GIVEN REQUEST
Copy all of the material exactly. Pictures are not to appear in the copy.

···

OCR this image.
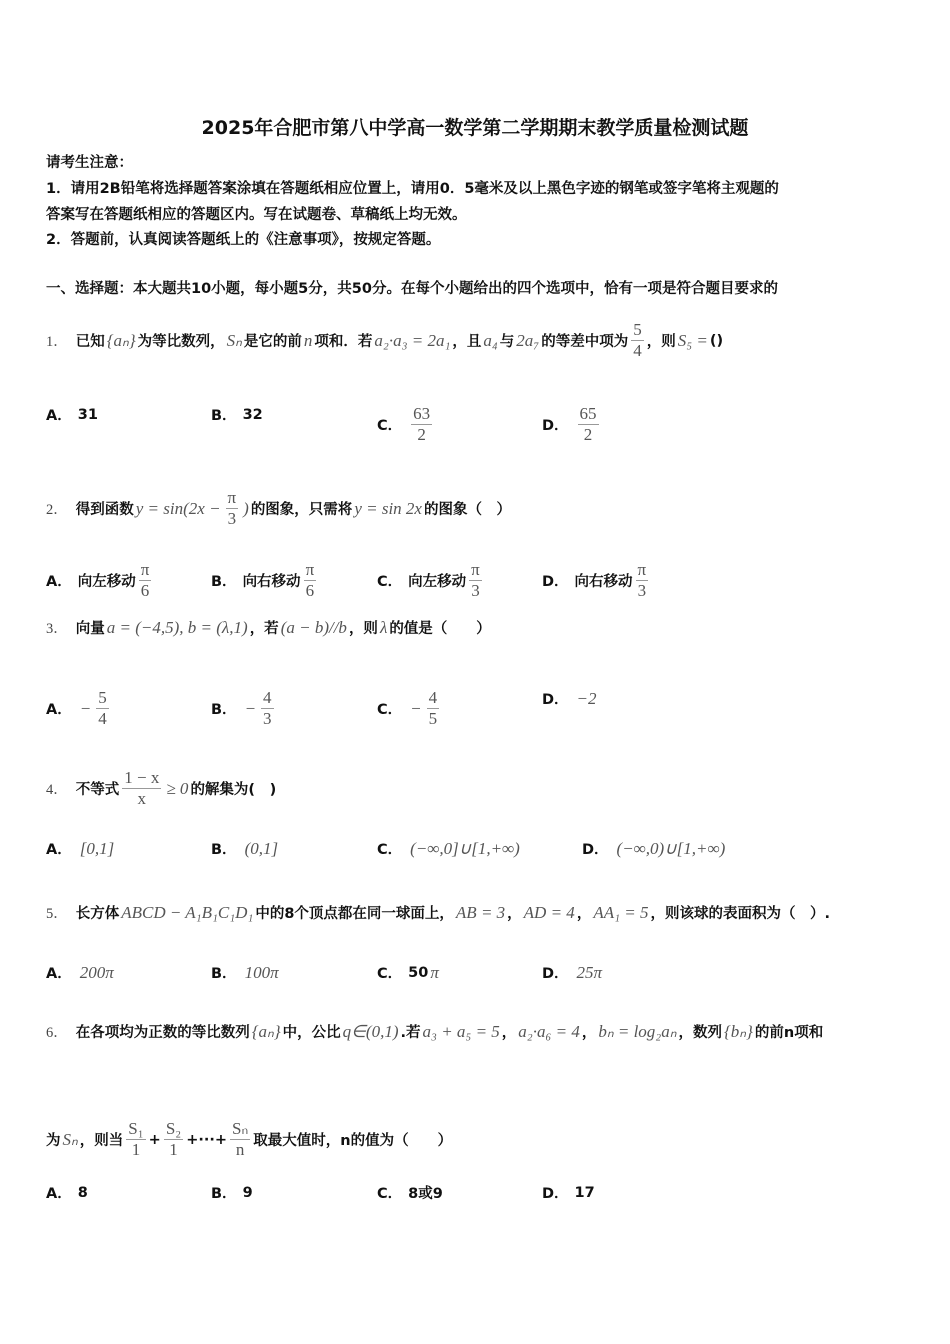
2025年合肥市第八中学高一数学第二学期期末教学质量检测试题
请考生注意：
1．请用2B铅笔将选择题答案涂填在答题纸相应位置上，请用0．5毫米及以上黑色字迹的钢笔或签字笔将主观题的
答案写在答题纸相应的答题区内。写在试题卷、草稿纸上均无效。
2．答题前，认真阅读答题纸上的《注意事项》，按规定答题。
一、选择题：本大题共10小题，每小题5分，共50分。在每个小题给出的四个选项中，恰有一项是符合题目要求的
1． 已知 {aₙ} 为等比数列， Sₙ 是它的前 n 项和．若 a₂·a₃ = 2a₁ ，且 a₄ 与 2a₇ 的等差中项为 $\frac{5}{4}$ ，则 S₅ = ()
A． 31	B． 32
C． $\frac{63}{2}$	D． $\frac{65}{2}$
2． 得到函数 $y = \sin(2x - \frac{\pi}{3}$ ) 的图象，只需将 y = sin 2x 的图象（　）
A． 向左移动 $\frac{\pi}{6}$	B． 向右移动 $\frac{\pi}{6}$	C． 向左移动 $\frac{\pi}{3}$	D． 向右移动 $\frac{\pi}{3}$
3． 向量 a = (−4,5), b = (λ,1) ，若 (a − b)//b ，则 λ 的值是（　　）
A． − $\frac{5}{4}$	B． − $\frac{4}{3}$	C． − $\frac{4}{5}$	D． −2
4． 不等式 $\frac{1 - x}{x} \ge 0$ 的解集为(　)
A． [0,1]	B． (0,1]	C． (−∞,0]∪[1,+∞)	D． (−∞,0)∪[1,+∞)
5． 长方体 ABCD − A₁B₁C₁D₁ 中的8个顶点都在同一球面上， AB = 3 ， AD = 4 ， AA₁ = 5 ，则该球的表面积为（　）.
A． 200π	B． 100π	C． 50 π	D． 25π
6． 在各项均为正数的等比数列 {aₙ} 中，公比 q∈(0,1) .若 a₃ + a₅ = 5 ， a₂·a₆ = 4 ， bₙ = log₂aₙ ，数列 {bₙ} 的前n项和
为 Sₙ ，则当 $\frac{\text{S₁}}{1} + \frac{\text{S₂}}{1}$ +···+ $\frac{\text{Sₙ}}{n}$ 取最大值时，n的值为（　　）
A． 8	B． 9	C． 8或9	D． 17
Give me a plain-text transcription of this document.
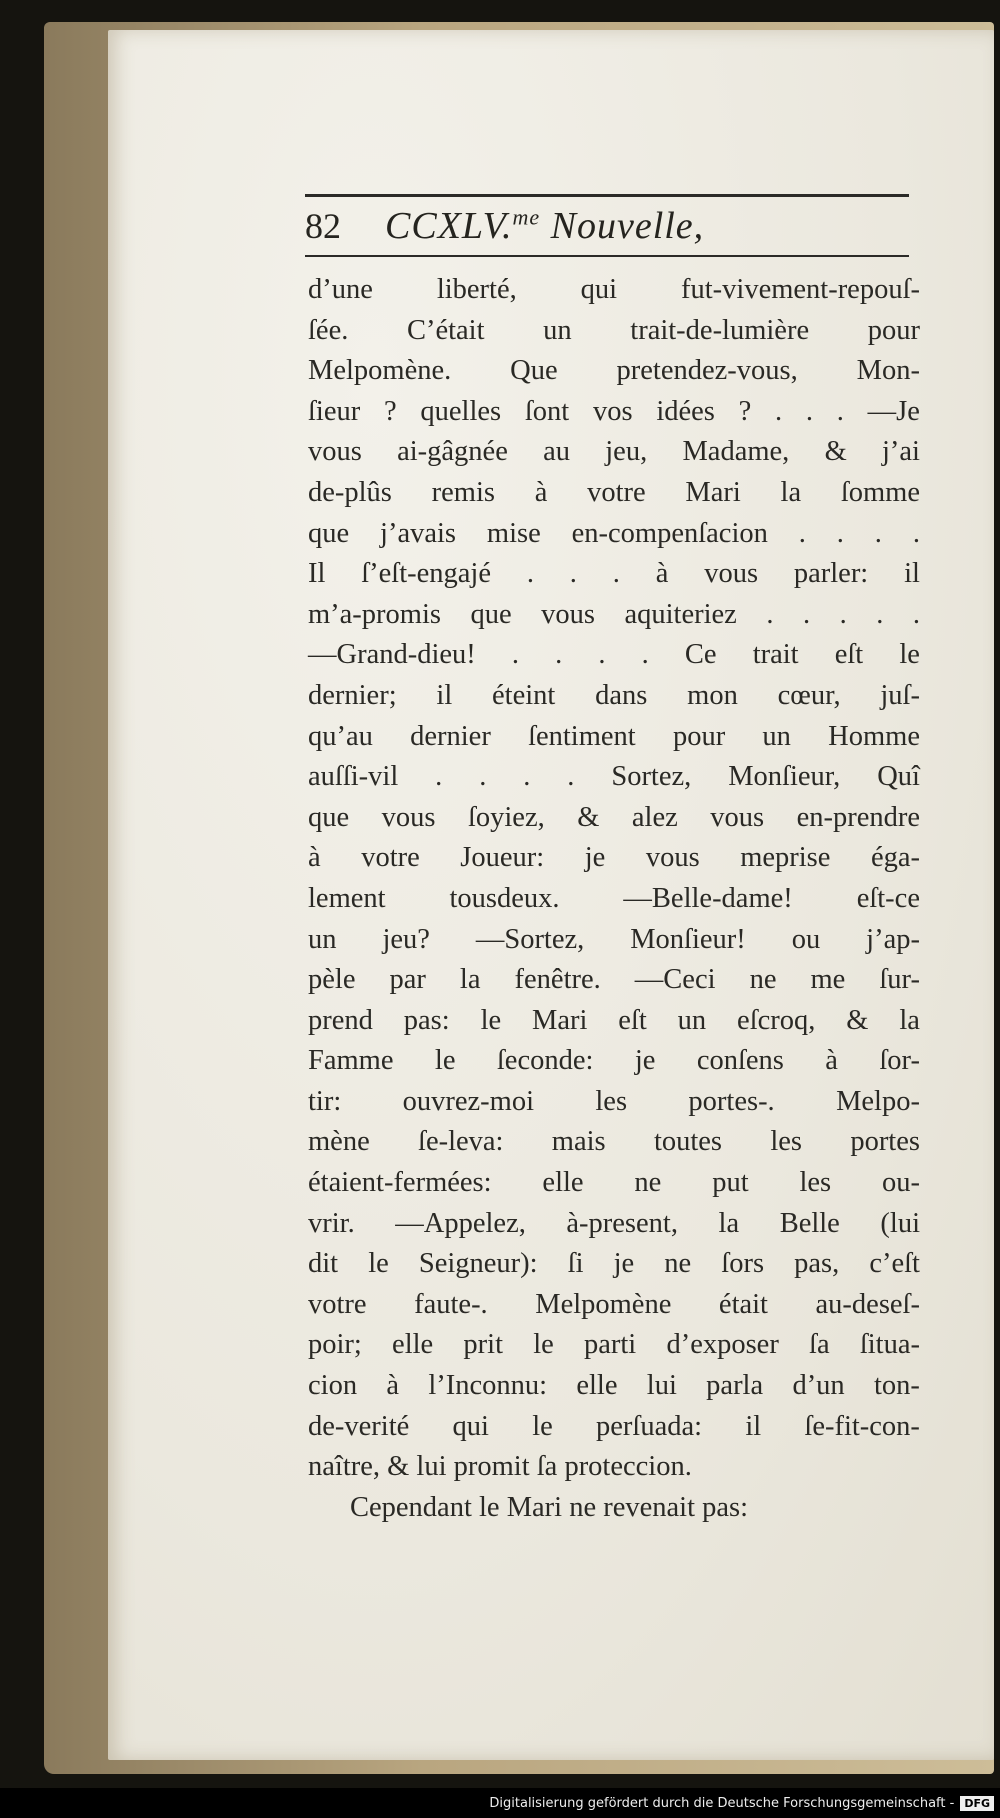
82 CCXLV.$^{me}$ Nouvelle,
d’une liberté, qui fut-vivement-repouſ-
ſée. C’était un trait-de-lumière pour
Melpomène. Que pretendez-vous, Mon-
ſieur ? quelles ſont vos idées ? . . . —Je
vous ai-gâgnée au jeu, Madame, & j’ai
de-plûs remis à votre Mari la ſomme
que j’avais mise en-compenſacion . . . .
Il ſ’eſt-engajé . . . à vous parler: il
m’a-promis que vous aquiteriez . . . . .
—Grand-dieu! . . . . Ce trait eſt le
dernier; il éteint dans mon cœur, juſ-
qu’au dernier ſentiment pour un Homme
auſſi-vil . . . . Sortez, Monſieur, Quî
que vous ſoyiez, & alez vous en-prendre
à votre Joueur: je vous meprise éga-
lement tousdeux. —Belle-dame! eſt-ce
un jeu? —Sortez, Monſieur! ou j’ap-
pèle par la fenêtre. —Ceci ne me ſur-
prend pas: le Mari eſt un eſcroq, & la
Famme le ſeconde: je conſens à ſor-
tir: ouvrez-moi les portes-. Melpo-
mène ſe-leva: mais toutes les portes
étaient-fermées: elle ne put les ou-
vrir. —Appelez, à-present, la Belle (lui
dit le Seigneur): ſi je ne ſors pas, c’eſt
votre faute-. Melpomène était au-deseſ-
poir; elle prit le parti d’exposer ſa ſitua-
cion à l’Inconnu: elle lui parla d’un ton-
de-verité qui le perſuada: il ſe-fit-con-
naître, & lui promit ſa proteccion.
Cependant le Mari ne revenait pas:
Digitalisierung gefördert durch die Deutsche Forschungsgemeinschaft - DFG
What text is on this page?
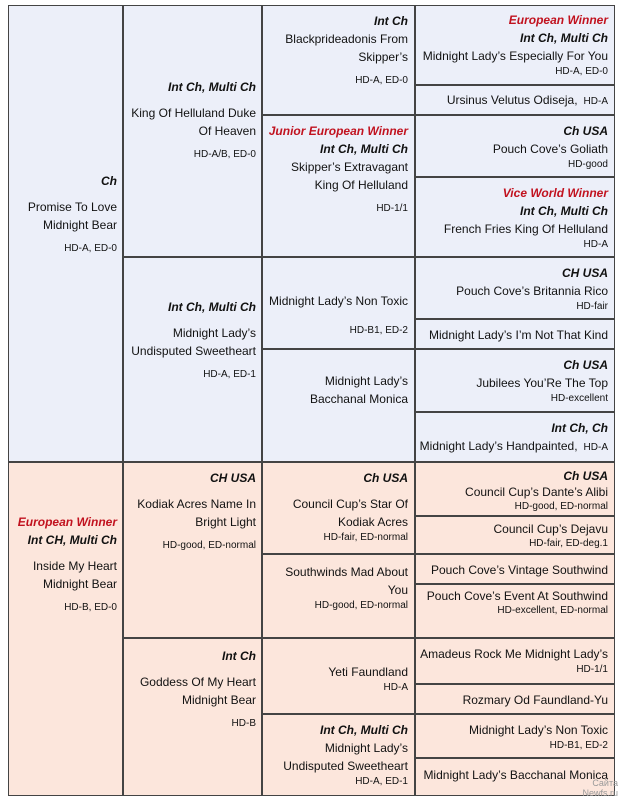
Ch
Promise To Love Midnight Bear
HD-A, ED-0
European Winner
Int CH, Multi Ch
Inside My Heart Midnight Bear
HD-B, ED-0
Int Ch, Multi Ch
King Of Helluland Duke Of Heaven
HD-A/B, ED-0
Int Ch, Multi Ch
Midnight Lady’s Undisputed Sweetheart
HD-A, ED-1
CH USA
Kodiak Acres Name In Bright Light
HD-good, ED-normal
Int Ch
Goddess Of My Heart Midnight Bear
HD-B
Int Ch
Blackprideadonis From Skipper’s
HD-A, ED-0
Junior European Winner
Int Ch, Multi Ch
Skipper’s Extravagant King Of Helluland
HD-1/1
Midnight Lady’s Non Toxic
HD-B1, ED-2
Midnight Lady’s Bacchanal Monica
Ch USA
Council Cup’s Star Of Kodiak Acres
HD-fair, ED-normal
Southwinds Mad About You
HD-good, ED-normal
Yeti Faundland
HD-A
Int Ch, Multi Ch
Midnight Lady’s Undisputed Sweetheart
HD-A, ED-1
European Winner
Int Ch, Multi Ch
Midnight Lady’s Especially For You
HD-A, ED-0
Ursinus Velutus Odiseja, HD-A
Ch USA
Pouch Cove’s Goliath
HD-good
Vice World Winner
Int Ch, Multi Ch
French Fries King Of Helluland
HD-A
CH USA
Pouch Cove’s Britannia Rico
HD-fair
Midnight Lady’s I’m Not That Kind
Ch USA
Jubilees You’Re The Top
HD-excellent
Int Ch, Ch
Midnight Lady’s Handpainted, HD-A
Ch USA
Council Cup’s Dante’s Alibi
HD-good, ED-normal
Council Cup’s Dejavu
HD-fair, ED-deg.1
Pouch Cove’s Vintage Southwind
Pouch Cove’s Event At Southwind
HD-excellent, ED-normal
Amadeus Rock Me Midnight Lady’s
HD-1/1
Rozmary Od Faundland-Yu
Midnight Lady’s Non Toxic
HD-B1, ED-2
Midnight Lady’s Bacchanal Monica
Сайта
Newfs.ru
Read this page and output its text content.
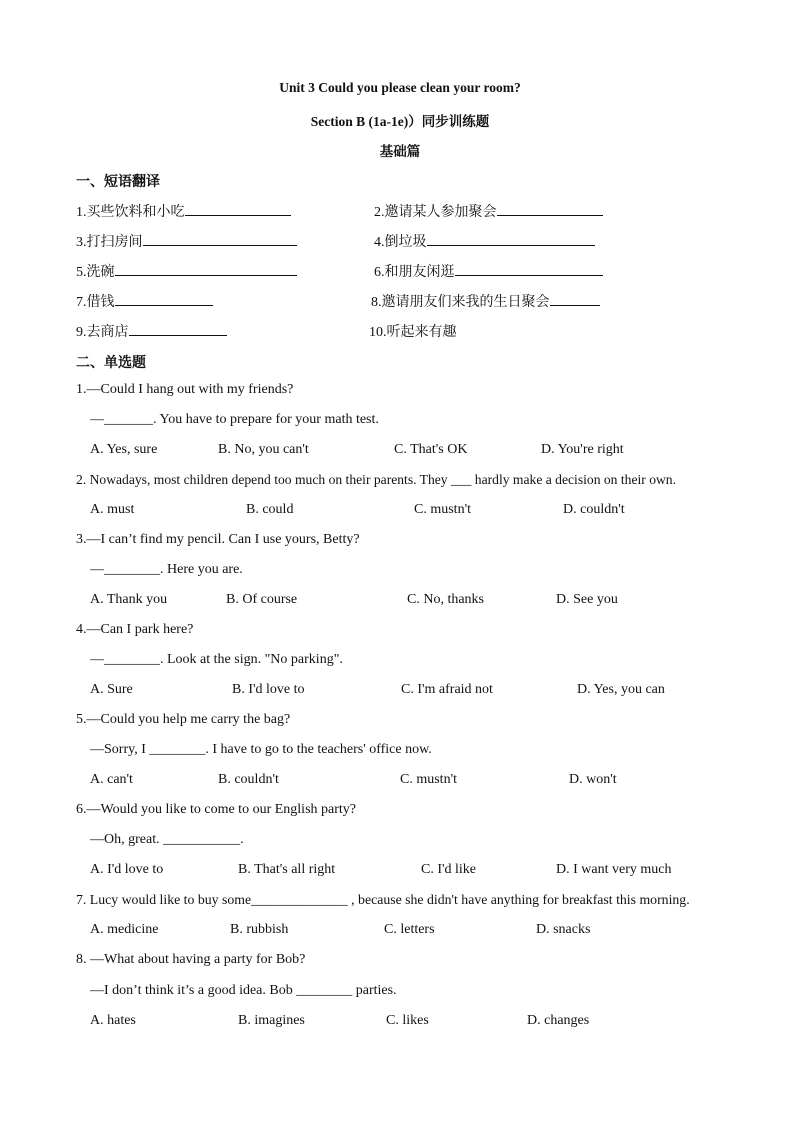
Unit 3 Could you please clean your room?
Section B (1a-1e)）同步训练题
基础篇
一、短语翻译
1.买些饮料和小吃	2.邀请某人参加聚会
3.打扫房间	4.倒垃圾
5.洗碗	6.和朋友闲逛
7.借钱	8.邀请朋友们来我的生日聚会
9.去商店	10.听起来有趣
二、单选题
1.—Could I hang out with my friends?
—_______. You have to prepare for your math test.
A. Yes, sure	B. No, you can't	C. That's OK	D. You're right
2. Nowadays, most children depend too much on their parents. They ___ hardly make a decision on their own.
A. must	B. could	C. mustn't	D. couldn't
3.—I can’t find my pencil. Can I use yours, Betty?
—________. Here you are.
A. Thank you	B. Of course	C. No, thanks	D. See you
4.—Can I park here?
—________. Look at the sign. "No parking".
A. Sure	B. I'd love to	C. I'm afraid not	D. Yes, you can
5.—Could you help me carry the bag?
—Sorry, I ________. I have to go to the teachers' office now.
A. can't	B. couldn't	C. mustn't	D. won't
6.—Would you like to come to our English party?
—Oh, great. ___________.
A. I'd love to	B. That's all right	C. I'd like	D. I want very much
7. Lucy would like to buy some______________ , because she didn't have anything for breakfast this morning.
A. medicine	B. rubbish	C. letters	D. snacks
8. —What about having a party for Bob?
—I don’t think it’s a good idea. Bob ________ parties.
A. hates	B. imagines	C. likes	D. changes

···

RESULT OF THE TASK
OCR this image.
2025年合肥市第八中学高一数学第二学期期末教学质量检测试题
请考生注意：
1．请用2B铅笔将选择题答案涂填在答题纸相应位置上，请用0．5毫米及以上黑色字迹的钢笔或签字笔将主观题的
答案写在答题纸相应的答题区内。写在试题卷、草稿纸上均无效。
2．答题前，认真阅读答题纸上的《注意事项》，按规定答题。
一、选择题：本大题共10小题，每小题5分，共50分。在每个小题给出的四个选项中，恰有一项是符合题目要求的
1． 已知 {aₙ} 为等比数列， Sₙ 是它的前 n 项和．若 a₂·a₃ = 2a₁ ，且 a₄ 与 2a₇ 的等差中项为 $\frac{5}{4}$ ，则 S₅ = ()
A． 31	B． 32
C． $\frac{63}{2}$	D． $\frac{65}{2}$
2． 得到函数 $y = \sin(2x - \frac{\pi}{3}$ ) 的图象，只需将 y = sin 2x 的图象（　）
A． 向左移动 $\frac{\pi}{6}$	B． 向右移动 $\frac{\pi}{6}$	C． 向左移动 $\frac{\pi}{3}$	D． 向右移动 $\frac{\pi}{3}$
3． 向量 a = (−4,5), b = (λ,1) ，若 (a − b)//b ，则 λ 的值是（　　）
A． − $\frac{5}{4}$	B． − $\frac{4}{3}$	C． − $\frac{4}{5}$	D． −2
4． 不等式 $\frac{1 - x}{x} \ge 0$ 的解集为(　)
A． [0,1]	B． (0,1]	C． (−∞,0]∪[1,+∞)	D． (−∞,0)∪[1,+∞)
5． 长方体 ABCD − A₁B₁C₁D₁ 中的8个顶点都在同一球面上， AB = 3 ， AD = 4 ， AA₁ = 5 ，则该球的表面积为（　）.
A． 200π	B． 100π	C． 50 π	D． 25π
6． 在各项均为正数的等比数列 {aₙ} 中，公比 q∈(0,1) .若 a₃ + a₅ = 5 ， a₂·a₆ = 4 ， bₙ = log₂aₙ ，数列 {bₙ} 的前n项和
为 Sₙ ，则当 $\frac{\text{S₁}}{1} + \frac{\text{S₂}}{1}$ +···+ $\frac{\text{Sₙ}}{n}$ 取最大值时，n的值为（　　）
A． 8	B． 9	C． 8或9	D． 17
Give me a plain-text transcription of this document.
82 CCXLV.$^{me}$ Nouvelle,
d’une liberté, qui fut-vivement-repouſ-
ſée. C’était un trait-de-lumière pour
Melpomène. Que pretendez-vous, Mon-
ſieur ? quelles ſont vos idées ? . . . —Je
vous ai-gâgnée au jeu, Madame, & j’ai
de-plûs remis à votre Mari la ſomme
que j’avais mise en-compenſacion . . . .
Il ſ’eſt-engajé . . . à vous parler: il
m’a-promis que vous aquiteriez . . . . .
—Grand-dieu! . . . . Ce trait eſt le
dernier; il éteint dans mon cœur, juſ-
qu’au dernier ſentiment pour un Homme
auſſi-vil . . . . Sortez, Monſieur, Quî
que vous ſoyiez, & alez vous en-prendre
à votre Joueur: je vous meprise éga-
lement tousdeux. —Belle-dame! eſt-ce
un jeu? —Sortez, Monſieur! ou j’ap-
pèle par la fenêtre. —Ceci ne me ſur-
prend pas: le Mari eſt un eſcroq, & la
Famme le ſeconde: je conſens à ſor-
tir: ouvrez-moi les portes-. Melpo-
mène ſe-leva: mais toutes les portes
étaient-fermées: elle ne put les ou-
vrir. —Appelez, à-present, la Belle (lui
dit le Seigneur): ſi je ne ſors pas, c’eſt
votre faute-. Melpomène était au-deseſ-
poir; elle prit le parti d’exposer ſa ſitua-
cion à l’Inconnu: elle lui parla d’un ton-
de-verité qui le perſuada: il ſe-fit-con-
naître, & lui promit ſa proteccion.
Cependant le Mari ne revenait pas:
Digitalisierung gefördert durch die Deutsche Forschungsgemeinschaft - DFG
What text is on this page?
Ch
Promise To Love Midnight Bear
HD-A, ED-0
European Winner
Int CH, Multi Ch
Inside My Heart Midnight Bear
HD-B, ED-0
Int Ch, Multi Ch
King Of Helluland Duke Of Heaven
HD-A/B, ED-0
Int Ch, Multi Ch
Midnight Lady’s Undisputed Sweetheart
HD-A, ED-1
CH USA
Kodiak Acres Name In Bright Light
HD-good, ED-normal
Int Ch
Goddess Of My Heart Midnight Bear
HD-B
Int Ch
Blackprideadonis From Skipper’s
HD-A, ED-0
Junior European Winner
Int Ch, Multi Ch
Skipper’s Extravagant King Of Helluland
HD-1/1
Midnight Lady’s Non Toxic
HD-B1, ED-2
Midnight Lady’s Bacchanal Monica
Ch USA
Council Cup’s Star Of Kodiak Acres
HD-fair, ED-normal
Southwinds Mad About You
HD-good, ED-normal
Yeti Faundland
HD-A
Int Ch, Multi Ch
Midnight Lady’s Undisputed Sweetheart
HD-A, ED-1
European Winner
Int Ch, Multi Ch
Midnight Lady’s Especially For You
HD-A, ED-0
Ursinus Velutus Odiseja, HD-A
Ch USA
Pouch Cove’s Goliath
HD-good
Vice World Winner
Int Ch, Multi Ch
French Fries King Of Helluland
HD-A
CH USA
Pouch Cove’s Britannia Rico
HD-fair
Midnight Lady’s I’m Not That Kind
Ch USA
Jubilees You’Re The Top
HD-excellent
Int Ch, Ch
Midnight Lady’s Handpainted, HD-A
Ch USA
Council Cup’s Dante’s Alibi
HD-good, ED-normal
Council Cup’s Dejavu
HD-fair, ED-deg.1
Pouch Cove’s Vintage Southwind
Pouch Cove’s Event At Southwind
HD-excellent, ED-normal
Amadeus Rock Me Midnight Lady’s
HD-1/1
Rozmary Od Faundland-Yu
Midnight Lady’s Non Toxic
HD-B1, ED-2
Midnight Lady’s Bacchanal Monica
Сайта
Newfs.ru
Read this page and output its text content.
Unit 3 Could you please clean your room?
Section B (1a-1e)）同步训练题
基础篇
一、短语翻译
1.买些饮料和小吃	2.邀请某人参加聚会
3.打扫房间	4.倒垃圾
5.洗碗	6.和朋友闲逛
7.借钱	8.邀请朋友们来我的生日聚会
9.去商店	10.听起来有趣
二、单选题
1.—Could I hang out with my friends?
—_______. You have to prepare for your math test.
A. Yes, sure	B. No, you can't	C. That's OK	D. You're right
2. Nowadays, most children depend too much on their parents. They ___ hardly make a decision on their own.
A. must	B. could	C. mustn't	D. couldn't
3.—I can’t find my pencil. Can I use yours, Betty?
—________. Here you are.
A. Thank you	B. Of course	C. No, thanks	D. See you
4.—Can I park here?
—________. Look at the sign. "No parking".
A. Sure	B. I'd love to	C. I'm afraid not	D. Yes, you can
5.—Could you help me carry the bag?
—Sorry, I ________. I have to go to the teachers' office now.
A. can't	B. couldn't	C. mustn't	D. won't
6.—Would you like to come to our English party?
—Oh, great. ___________.
A. I'd love to	B. That's all right	C. I'd like	D. I want very much
7. Lucy would like to buy some______________ , because she didn't have anything for breakfast this morning.
A. medicine	B. rubbish	C. letters	D. snacks
8. —What about having a party for Bob?
—I don’t think it’s a good idea. Bob ________ parties.
A. hates	B. imagines	C. likes	D. changes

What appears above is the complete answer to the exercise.